Stored entries:
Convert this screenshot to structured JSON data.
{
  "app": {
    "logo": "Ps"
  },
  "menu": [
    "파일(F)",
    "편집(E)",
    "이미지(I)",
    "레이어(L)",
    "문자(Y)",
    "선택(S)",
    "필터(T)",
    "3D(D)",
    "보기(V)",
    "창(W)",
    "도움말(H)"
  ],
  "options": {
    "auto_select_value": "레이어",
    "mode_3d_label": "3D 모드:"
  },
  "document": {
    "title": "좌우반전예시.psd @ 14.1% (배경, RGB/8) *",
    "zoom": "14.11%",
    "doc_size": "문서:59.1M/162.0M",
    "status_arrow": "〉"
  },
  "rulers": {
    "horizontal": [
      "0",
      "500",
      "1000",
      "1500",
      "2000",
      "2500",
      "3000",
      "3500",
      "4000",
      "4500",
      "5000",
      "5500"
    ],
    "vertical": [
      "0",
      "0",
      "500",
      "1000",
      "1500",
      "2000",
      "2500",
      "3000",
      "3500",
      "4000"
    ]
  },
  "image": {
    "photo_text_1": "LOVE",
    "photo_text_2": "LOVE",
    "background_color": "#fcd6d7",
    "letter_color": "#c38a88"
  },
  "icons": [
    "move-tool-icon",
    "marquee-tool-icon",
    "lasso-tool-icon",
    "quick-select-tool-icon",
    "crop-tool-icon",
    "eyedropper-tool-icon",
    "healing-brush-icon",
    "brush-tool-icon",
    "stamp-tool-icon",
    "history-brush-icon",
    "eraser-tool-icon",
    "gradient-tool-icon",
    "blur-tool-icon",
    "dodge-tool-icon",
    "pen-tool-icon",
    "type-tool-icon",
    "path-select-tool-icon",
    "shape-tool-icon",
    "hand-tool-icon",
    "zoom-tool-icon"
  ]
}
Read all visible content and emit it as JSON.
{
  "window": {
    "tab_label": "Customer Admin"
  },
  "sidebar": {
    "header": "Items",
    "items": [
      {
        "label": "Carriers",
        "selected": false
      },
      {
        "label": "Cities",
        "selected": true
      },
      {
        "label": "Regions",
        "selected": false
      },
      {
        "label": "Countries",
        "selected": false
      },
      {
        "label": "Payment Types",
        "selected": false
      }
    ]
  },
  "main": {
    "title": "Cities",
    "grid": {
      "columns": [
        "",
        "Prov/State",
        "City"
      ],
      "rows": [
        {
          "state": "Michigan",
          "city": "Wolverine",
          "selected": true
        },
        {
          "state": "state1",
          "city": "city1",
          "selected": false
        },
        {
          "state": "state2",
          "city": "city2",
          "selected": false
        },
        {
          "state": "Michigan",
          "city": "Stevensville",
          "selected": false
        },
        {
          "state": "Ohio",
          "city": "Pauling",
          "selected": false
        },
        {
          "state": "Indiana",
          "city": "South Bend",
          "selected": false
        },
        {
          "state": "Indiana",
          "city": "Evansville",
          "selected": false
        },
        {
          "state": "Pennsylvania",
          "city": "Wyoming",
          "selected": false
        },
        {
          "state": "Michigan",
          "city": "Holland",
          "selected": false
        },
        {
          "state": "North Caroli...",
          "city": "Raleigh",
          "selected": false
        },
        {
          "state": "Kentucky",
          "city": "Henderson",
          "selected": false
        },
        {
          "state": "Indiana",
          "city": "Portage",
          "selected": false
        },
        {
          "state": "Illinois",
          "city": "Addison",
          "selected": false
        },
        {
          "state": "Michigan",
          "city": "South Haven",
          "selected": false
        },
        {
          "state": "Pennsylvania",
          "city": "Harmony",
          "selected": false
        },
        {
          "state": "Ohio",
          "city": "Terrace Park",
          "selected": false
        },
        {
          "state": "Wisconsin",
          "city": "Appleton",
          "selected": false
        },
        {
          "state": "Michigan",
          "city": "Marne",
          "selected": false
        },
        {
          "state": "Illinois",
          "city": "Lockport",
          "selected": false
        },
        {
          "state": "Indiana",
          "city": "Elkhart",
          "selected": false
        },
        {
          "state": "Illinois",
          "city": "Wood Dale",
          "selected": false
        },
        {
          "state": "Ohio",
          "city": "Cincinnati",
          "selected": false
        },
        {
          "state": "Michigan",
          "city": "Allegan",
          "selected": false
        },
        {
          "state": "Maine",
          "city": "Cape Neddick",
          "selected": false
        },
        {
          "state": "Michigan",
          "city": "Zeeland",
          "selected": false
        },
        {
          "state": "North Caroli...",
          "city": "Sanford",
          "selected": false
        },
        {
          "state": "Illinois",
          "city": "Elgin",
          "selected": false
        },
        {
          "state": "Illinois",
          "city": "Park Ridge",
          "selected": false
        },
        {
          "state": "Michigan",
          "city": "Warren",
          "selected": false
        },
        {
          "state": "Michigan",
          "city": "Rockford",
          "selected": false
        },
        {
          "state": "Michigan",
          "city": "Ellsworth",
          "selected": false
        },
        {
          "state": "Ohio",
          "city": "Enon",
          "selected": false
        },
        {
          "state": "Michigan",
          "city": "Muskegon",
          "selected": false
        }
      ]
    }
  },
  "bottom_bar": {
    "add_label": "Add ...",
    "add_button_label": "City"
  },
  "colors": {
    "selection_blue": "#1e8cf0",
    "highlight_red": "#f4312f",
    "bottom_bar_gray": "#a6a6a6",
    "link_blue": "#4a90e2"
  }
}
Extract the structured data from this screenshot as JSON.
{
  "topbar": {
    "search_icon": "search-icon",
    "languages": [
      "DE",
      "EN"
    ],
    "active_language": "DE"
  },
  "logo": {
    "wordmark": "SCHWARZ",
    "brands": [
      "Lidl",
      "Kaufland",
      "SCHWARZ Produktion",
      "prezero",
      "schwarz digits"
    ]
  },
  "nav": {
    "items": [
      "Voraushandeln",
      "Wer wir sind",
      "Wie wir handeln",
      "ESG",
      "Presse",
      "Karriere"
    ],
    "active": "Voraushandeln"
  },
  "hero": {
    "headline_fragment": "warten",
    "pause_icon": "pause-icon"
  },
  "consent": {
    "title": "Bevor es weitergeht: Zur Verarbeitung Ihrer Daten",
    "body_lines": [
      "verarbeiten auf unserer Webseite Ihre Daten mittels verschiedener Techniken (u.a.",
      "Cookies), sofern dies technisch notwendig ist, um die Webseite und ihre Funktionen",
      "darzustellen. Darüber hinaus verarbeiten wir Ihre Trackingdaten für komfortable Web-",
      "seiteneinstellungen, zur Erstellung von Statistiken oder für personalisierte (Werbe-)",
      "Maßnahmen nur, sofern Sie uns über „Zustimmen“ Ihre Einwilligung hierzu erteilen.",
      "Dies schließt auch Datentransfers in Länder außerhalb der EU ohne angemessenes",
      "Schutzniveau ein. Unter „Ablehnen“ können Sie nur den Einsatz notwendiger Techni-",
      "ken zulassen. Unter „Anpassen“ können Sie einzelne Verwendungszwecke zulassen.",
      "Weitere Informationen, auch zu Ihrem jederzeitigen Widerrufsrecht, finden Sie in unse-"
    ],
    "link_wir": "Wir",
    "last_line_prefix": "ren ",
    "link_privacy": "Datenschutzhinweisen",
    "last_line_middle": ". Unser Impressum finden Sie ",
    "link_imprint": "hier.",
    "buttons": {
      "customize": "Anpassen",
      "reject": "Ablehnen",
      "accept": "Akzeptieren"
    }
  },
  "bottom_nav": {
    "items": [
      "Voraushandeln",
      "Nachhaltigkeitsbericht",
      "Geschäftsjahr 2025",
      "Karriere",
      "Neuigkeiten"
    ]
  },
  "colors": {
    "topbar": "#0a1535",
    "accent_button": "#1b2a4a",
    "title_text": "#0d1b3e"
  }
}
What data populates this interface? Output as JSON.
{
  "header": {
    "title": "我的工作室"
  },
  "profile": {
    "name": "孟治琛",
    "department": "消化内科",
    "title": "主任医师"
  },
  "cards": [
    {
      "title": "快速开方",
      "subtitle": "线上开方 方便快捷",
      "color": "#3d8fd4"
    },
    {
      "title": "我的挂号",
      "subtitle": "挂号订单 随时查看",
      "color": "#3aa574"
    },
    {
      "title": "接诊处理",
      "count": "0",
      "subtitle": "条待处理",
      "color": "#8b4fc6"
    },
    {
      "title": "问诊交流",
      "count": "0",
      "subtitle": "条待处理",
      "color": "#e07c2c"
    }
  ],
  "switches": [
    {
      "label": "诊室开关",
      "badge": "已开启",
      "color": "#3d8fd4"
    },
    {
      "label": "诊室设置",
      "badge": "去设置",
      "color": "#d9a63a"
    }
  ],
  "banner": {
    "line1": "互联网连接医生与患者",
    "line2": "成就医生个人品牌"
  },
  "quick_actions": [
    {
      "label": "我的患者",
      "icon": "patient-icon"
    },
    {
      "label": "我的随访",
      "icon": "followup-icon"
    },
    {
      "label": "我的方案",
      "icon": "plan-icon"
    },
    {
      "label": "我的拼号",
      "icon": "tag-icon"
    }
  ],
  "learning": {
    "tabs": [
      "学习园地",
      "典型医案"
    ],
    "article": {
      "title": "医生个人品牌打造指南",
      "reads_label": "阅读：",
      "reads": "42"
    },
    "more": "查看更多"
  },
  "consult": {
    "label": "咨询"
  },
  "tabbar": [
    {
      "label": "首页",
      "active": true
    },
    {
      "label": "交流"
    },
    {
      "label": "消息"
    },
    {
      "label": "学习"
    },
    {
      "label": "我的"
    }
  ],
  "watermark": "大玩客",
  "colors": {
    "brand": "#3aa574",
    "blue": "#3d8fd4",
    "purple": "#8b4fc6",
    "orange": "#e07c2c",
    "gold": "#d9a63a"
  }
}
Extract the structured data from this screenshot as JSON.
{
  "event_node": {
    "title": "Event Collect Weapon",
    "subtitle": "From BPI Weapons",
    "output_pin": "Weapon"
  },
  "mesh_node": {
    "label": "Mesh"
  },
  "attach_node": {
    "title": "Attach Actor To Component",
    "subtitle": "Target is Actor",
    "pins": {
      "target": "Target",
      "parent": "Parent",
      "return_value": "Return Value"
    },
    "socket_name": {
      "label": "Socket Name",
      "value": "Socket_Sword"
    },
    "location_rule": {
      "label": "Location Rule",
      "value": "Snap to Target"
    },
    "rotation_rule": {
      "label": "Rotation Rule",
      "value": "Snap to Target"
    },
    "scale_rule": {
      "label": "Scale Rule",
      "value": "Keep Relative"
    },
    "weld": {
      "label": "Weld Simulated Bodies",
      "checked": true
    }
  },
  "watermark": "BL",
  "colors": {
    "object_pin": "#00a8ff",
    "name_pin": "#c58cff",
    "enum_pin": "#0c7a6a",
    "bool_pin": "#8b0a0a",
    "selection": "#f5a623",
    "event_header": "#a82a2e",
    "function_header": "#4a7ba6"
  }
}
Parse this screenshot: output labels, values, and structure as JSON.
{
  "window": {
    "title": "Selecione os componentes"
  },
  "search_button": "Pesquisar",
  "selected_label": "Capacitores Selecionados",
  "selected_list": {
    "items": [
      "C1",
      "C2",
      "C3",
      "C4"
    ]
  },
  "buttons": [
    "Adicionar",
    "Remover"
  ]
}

● Written exercise:
Print exactly the lines from the one with "Parse this screenshot: output" through the end of the data, inclusive.

● Written solution:
Parse this screenshot: output labels, values, and structure as JSON.
{
  "window": {
    "title": "Selecione os componentes"
  },
  "search_button": "Pesquisar",
  "selected_label": "Capacitores Selecionados",
  "selected_list": {
    "items": [
      "C1",
      "C2",
      "C3",
      "C4"
    ]
  },
  "buttons": [
    "Adicionar",
    "Remover"
  ]
}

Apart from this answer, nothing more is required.